*GOAL:* Search the material for the word "title" and copy each line that holds it.

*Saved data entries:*
━━━━━━

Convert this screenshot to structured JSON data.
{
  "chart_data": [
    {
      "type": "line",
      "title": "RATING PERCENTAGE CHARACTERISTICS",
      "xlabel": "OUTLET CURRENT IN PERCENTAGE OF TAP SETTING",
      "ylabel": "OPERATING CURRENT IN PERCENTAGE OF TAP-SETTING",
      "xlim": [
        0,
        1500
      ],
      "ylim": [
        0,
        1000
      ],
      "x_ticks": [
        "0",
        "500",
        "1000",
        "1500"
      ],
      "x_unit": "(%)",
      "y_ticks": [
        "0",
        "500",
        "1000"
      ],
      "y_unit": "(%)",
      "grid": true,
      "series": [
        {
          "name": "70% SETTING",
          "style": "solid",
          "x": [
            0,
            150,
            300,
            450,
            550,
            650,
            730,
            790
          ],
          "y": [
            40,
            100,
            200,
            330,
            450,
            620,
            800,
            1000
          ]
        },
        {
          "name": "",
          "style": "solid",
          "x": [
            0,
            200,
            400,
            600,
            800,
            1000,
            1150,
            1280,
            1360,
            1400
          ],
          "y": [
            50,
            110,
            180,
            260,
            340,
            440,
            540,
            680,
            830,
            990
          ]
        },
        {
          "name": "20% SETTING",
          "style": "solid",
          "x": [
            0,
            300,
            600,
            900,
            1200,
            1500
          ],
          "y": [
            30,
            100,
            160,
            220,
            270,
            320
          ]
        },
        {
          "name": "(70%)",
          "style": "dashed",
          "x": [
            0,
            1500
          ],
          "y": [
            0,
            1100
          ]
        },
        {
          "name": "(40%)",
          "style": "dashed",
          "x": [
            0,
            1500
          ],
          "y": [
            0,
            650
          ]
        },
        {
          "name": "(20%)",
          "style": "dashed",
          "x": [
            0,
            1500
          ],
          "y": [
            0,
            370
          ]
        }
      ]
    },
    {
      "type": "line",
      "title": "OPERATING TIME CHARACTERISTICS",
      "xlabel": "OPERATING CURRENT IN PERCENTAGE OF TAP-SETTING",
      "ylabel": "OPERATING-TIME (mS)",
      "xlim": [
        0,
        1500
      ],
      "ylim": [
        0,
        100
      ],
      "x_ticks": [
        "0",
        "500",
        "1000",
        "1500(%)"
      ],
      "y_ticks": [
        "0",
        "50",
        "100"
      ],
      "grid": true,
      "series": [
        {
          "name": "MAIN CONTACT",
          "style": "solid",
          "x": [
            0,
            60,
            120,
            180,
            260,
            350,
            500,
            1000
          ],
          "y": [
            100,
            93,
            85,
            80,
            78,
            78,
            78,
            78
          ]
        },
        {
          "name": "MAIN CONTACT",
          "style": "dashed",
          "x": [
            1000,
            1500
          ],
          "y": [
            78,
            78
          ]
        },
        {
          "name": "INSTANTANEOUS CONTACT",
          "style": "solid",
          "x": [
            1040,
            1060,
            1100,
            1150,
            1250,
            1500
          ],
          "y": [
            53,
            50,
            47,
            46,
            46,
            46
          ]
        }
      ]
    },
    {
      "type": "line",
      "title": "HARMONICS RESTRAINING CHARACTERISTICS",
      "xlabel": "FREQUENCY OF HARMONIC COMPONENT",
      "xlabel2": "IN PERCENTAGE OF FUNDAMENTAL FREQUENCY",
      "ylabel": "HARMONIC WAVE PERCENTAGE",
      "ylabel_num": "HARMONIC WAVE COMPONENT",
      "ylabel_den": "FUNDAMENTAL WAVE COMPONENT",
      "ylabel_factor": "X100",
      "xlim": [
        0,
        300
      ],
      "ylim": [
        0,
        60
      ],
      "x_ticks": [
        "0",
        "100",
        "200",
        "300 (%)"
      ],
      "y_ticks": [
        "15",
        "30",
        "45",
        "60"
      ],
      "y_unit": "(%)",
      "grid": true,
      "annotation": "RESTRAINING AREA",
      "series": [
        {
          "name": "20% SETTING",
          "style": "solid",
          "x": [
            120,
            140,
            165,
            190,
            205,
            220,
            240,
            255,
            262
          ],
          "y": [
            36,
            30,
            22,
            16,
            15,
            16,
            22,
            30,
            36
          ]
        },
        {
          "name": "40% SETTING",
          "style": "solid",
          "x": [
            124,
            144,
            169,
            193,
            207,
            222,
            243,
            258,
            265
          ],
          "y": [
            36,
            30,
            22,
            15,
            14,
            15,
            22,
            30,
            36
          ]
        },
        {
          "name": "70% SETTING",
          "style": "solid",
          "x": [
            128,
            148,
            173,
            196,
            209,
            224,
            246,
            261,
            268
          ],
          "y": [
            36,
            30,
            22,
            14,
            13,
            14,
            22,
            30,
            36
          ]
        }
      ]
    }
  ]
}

━━━━━━

*PROBLEM SOLUTION:*
      "title": "RATING PERCENTAGE CHARACTERISTICS",
      "title": "OPERATING TIME CHARACTERISTICS",
      "title": "HARMONICS RESTRAINING CHARACTERISTICS",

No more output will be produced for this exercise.